Objective:
Using the data below, copy each line that includes the word "accelConfig".

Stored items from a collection

-=-=-=-=-

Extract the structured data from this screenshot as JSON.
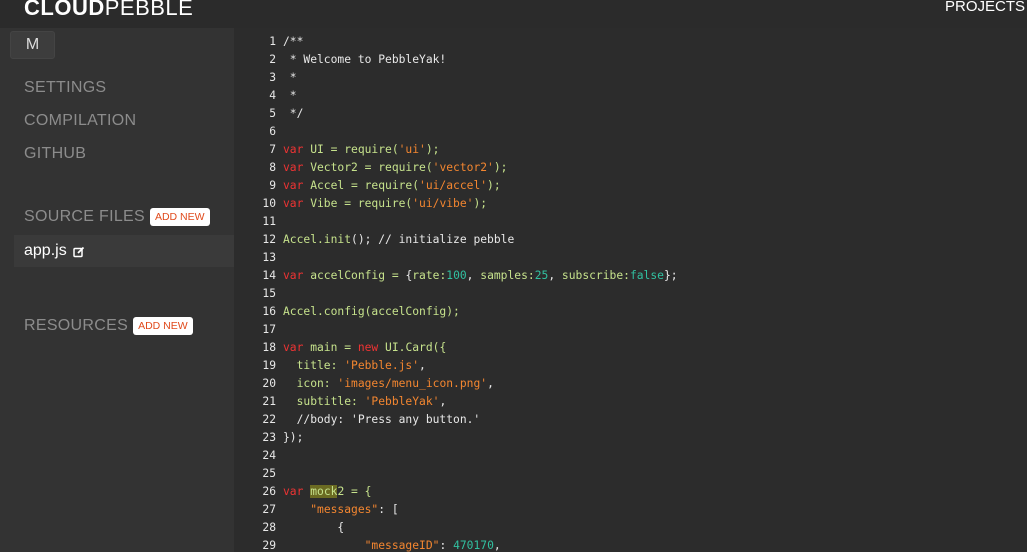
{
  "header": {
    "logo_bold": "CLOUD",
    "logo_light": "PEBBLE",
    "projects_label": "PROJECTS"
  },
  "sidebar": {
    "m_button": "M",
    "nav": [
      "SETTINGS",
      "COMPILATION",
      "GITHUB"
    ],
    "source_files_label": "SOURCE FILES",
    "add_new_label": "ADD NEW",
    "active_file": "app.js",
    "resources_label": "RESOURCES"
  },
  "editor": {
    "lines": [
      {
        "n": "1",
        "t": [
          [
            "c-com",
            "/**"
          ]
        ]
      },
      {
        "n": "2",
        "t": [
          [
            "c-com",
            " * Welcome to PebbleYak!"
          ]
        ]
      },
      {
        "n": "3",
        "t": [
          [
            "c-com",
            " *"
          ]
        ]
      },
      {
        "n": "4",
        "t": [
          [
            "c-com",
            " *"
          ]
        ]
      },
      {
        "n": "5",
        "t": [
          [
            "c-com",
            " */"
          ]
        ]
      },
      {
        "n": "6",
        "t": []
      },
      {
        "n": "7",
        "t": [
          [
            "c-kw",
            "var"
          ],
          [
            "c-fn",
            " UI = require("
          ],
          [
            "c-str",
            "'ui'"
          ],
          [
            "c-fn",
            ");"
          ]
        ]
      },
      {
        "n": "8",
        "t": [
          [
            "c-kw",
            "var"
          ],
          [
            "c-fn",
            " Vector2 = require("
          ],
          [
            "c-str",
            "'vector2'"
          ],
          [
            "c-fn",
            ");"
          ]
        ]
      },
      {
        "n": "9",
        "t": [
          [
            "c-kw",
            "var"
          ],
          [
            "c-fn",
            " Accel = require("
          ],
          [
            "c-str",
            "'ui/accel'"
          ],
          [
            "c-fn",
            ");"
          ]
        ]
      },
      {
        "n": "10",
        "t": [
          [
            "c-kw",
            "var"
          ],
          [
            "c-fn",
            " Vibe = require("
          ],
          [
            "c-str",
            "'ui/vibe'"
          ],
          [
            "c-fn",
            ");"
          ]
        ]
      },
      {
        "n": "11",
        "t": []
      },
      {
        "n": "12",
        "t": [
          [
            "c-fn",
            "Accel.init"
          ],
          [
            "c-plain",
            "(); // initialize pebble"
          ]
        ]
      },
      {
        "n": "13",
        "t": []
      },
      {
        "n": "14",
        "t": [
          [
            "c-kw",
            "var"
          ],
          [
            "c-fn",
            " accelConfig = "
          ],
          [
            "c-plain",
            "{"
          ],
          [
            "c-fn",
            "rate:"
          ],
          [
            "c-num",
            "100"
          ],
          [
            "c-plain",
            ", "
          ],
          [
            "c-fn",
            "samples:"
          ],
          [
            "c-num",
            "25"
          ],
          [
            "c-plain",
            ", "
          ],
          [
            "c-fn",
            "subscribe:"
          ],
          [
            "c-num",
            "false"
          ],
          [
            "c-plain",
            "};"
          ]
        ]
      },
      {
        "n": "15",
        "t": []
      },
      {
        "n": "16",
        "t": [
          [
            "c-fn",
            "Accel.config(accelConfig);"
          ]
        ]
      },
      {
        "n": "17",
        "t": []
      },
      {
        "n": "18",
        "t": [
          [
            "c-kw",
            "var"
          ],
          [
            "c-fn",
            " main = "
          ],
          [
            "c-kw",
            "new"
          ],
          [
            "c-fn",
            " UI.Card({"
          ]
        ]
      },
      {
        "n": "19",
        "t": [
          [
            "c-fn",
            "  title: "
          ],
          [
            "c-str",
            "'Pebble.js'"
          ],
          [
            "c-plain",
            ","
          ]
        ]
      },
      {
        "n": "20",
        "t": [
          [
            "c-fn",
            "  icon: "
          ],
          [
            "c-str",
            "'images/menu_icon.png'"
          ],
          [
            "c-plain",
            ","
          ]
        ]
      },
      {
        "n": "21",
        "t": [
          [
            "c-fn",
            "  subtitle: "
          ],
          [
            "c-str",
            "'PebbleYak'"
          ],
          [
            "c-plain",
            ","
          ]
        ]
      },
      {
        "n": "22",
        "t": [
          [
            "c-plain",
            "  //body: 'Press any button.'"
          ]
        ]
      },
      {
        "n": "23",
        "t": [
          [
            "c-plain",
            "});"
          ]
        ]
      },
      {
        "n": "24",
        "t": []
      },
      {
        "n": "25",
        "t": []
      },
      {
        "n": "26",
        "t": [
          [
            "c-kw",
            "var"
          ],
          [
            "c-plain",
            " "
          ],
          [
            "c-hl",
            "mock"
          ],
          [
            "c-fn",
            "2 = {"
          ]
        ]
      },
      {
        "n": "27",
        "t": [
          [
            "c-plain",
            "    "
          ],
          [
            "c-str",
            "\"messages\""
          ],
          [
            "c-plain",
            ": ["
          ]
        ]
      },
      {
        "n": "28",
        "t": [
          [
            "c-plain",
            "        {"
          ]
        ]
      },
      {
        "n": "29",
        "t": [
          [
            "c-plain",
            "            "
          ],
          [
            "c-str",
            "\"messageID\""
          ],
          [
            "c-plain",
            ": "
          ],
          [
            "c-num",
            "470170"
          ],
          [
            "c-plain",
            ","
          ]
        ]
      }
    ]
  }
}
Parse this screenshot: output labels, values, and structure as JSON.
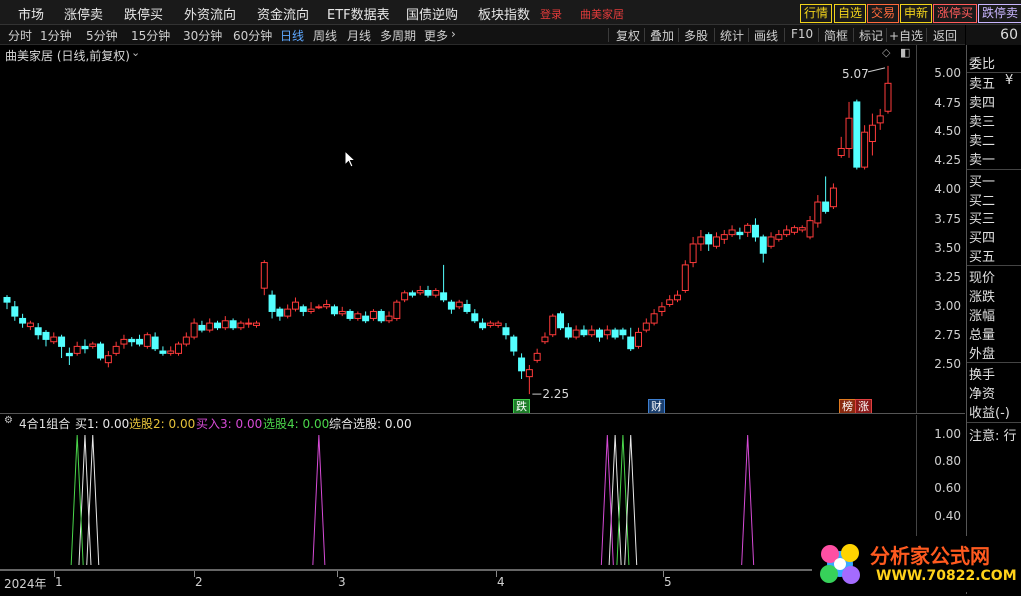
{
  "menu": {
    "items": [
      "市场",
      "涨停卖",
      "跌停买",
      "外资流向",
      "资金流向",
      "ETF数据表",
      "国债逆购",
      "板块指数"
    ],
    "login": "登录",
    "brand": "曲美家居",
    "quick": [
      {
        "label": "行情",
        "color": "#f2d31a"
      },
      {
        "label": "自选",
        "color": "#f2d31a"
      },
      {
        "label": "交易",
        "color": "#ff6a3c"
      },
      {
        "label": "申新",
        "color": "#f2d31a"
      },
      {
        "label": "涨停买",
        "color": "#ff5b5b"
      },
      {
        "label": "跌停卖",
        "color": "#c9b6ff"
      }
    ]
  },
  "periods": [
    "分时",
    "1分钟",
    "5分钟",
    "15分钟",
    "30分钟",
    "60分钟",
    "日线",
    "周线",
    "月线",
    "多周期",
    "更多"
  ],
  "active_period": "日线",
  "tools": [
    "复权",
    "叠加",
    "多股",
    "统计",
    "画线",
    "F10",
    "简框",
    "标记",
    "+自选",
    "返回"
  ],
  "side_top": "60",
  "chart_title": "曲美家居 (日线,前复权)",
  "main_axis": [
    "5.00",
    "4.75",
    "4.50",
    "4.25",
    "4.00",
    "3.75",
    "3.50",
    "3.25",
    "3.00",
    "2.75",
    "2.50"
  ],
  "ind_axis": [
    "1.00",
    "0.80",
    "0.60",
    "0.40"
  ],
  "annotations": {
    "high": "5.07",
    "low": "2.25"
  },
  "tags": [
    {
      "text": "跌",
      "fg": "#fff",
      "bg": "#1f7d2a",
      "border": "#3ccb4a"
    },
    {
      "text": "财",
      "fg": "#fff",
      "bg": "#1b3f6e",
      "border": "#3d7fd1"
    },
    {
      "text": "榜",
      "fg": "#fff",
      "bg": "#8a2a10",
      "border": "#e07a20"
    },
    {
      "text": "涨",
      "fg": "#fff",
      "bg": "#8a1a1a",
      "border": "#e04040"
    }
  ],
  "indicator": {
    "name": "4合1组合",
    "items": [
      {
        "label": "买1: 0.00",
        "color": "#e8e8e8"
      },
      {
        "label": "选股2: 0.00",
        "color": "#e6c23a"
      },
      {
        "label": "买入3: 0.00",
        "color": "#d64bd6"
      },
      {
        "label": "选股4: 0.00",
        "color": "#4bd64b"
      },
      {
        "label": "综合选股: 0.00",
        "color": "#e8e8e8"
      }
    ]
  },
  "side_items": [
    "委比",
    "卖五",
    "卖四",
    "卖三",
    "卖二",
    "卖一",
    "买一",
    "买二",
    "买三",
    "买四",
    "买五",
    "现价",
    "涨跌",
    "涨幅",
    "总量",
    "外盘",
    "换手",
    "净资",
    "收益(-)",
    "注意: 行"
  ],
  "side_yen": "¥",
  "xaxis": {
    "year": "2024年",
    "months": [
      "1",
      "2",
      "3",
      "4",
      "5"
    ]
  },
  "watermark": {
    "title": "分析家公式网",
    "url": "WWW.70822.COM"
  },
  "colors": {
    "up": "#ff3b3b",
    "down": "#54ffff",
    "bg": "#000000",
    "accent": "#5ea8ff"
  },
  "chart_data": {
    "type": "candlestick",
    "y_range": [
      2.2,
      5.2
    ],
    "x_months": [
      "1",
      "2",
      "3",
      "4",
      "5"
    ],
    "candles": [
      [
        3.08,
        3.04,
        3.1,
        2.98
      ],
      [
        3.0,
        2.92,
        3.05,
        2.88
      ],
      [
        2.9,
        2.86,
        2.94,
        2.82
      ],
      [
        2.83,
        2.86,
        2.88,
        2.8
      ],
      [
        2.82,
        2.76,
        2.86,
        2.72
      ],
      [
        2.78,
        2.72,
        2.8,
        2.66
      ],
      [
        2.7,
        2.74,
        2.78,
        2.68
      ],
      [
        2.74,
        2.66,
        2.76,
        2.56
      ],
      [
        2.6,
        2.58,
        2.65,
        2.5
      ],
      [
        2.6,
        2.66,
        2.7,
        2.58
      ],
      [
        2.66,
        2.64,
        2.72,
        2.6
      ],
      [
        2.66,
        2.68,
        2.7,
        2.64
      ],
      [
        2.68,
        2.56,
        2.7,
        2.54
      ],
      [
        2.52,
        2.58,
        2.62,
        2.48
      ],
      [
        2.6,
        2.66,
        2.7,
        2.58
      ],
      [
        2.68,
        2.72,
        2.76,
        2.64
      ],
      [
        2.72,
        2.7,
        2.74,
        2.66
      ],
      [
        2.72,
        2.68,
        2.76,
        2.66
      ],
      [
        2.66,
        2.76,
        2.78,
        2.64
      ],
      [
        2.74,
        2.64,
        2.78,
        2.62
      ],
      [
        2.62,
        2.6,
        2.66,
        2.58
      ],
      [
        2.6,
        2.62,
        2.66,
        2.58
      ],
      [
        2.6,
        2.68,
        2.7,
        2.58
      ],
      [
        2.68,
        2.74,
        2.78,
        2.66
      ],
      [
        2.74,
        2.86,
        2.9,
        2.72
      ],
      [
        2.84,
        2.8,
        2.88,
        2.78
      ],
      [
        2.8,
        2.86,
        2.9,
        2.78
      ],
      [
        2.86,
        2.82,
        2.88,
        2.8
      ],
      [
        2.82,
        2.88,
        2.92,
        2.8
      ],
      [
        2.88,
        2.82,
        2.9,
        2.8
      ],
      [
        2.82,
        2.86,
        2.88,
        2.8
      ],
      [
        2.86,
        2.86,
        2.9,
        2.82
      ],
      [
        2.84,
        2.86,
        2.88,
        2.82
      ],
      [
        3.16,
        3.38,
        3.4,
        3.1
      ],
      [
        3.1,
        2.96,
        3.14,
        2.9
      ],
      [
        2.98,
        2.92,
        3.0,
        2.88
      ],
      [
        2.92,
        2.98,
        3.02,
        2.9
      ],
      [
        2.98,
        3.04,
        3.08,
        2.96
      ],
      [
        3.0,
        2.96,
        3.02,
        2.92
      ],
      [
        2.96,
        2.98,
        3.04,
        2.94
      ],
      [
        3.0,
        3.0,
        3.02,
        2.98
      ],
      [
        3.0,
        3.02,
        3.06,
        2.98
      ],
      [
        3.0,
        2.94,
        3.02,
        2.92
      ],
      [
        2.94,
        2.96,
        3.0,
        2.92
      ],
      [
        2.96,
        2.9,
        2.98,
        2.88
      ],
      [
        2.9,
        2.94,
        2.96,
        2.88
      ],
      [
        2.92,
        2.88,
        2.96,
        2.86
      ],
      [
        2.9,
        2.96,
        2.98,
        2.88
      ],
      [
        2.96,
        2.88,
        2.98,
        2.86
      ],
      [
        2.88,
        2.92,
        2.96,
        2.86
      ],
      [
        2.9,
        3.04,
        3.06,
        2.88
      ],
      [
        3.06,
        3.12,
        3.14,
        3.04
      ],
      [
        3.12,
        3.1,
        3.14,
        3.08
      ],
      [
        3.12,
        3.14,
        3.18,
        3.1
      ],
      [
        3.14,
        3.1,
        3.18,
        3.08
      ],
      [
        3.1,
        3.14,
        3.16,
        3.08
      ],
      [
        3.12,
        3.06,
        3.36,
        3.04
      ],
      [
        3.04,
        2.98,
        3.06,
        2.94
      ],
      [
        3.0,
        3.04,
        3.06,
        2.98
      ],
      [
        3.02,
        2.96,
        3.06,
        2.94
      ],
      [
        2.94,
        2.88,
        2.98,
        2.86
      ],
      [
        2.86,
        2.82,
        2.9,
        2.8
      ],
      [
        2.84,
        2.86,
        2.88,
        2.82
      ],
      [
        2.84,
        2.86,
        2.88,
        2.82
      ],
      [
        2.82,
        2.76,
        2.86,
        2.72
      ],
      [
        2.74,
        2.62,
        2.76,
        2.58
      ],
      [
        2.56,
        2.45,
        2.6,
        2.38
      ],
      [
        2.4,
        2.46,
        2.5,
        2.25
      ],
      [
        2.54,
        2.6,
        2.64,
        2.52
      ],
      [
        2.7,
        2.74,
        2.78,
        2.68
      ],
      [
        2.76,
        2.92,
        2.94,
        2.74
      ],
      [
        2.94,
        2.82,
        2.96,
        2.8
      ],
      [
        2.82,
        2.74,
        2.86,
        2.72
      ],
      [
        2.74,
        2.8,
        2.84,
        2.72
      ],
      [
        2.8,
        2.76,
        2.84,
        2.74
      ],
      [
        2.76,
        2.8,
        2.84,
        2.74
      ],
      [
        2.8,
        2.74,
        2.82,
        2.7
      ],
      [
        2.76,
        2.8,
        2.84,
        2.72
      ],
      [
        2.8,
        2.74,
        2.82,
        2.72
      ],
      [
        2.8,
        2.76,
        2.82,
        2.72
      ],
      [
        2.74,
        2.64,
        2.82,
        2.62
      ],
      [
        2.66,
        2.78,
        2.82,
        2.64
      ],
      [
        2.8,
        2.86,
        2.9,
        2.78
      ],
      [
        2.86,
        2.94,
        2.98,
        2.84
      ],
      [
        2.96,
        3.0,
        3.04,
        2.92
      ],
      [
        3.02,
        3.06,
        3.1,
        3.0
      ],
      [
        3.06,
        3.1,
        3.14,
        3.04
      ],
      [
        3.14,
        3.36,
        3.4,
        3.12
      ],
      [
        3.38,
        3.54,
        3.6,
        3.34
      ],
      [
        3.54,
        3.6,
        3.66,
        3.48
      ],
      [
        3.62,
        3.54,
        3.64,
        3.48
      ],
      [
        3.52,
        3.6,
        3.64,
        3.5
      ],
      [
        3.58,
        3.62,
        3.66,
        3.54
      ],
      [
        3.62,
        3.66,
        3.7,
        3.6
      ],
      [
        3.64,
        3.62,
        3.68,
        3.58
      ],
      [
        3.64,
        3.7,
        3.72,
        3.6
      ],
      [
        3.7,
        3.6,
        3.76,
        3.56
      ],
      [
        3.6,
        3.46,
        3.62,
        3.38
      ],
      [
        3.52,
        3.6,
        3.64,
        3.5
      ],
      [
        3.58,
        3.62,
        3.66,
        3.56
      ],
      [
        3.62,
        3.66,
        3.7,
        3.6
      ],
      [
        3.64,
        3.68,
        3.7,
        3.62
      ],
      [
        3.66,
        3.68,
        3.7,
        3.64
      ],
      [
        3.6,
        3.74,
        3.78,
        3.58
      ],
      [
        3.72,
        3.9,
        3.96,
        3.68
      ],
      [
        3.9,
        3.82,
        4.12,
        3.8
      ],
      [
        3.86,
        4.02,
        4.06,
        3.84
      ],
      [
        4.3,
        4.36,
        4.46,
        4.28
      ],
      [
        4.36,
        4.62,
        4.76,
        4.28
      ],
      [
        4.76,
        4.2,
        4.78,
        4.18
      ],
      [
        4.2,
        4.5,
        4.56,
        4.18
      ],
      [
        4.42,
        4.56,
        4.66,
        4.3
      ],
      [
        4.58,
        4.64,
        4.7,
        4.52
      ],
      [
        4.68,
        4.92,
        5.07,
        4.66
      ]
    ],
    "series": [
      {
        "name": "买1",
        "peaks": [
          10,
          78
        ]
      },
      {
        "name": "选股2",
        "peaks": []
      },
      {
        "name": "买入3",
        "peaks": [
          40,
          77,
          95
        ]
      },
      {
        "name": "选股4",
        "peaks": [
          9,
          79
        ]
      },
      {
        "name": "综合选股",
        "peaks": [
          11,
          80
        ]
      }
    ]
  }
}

-=-=-=-=-

Complete response:
            " accelConfig = "
            "Accel.config(accelConfig);"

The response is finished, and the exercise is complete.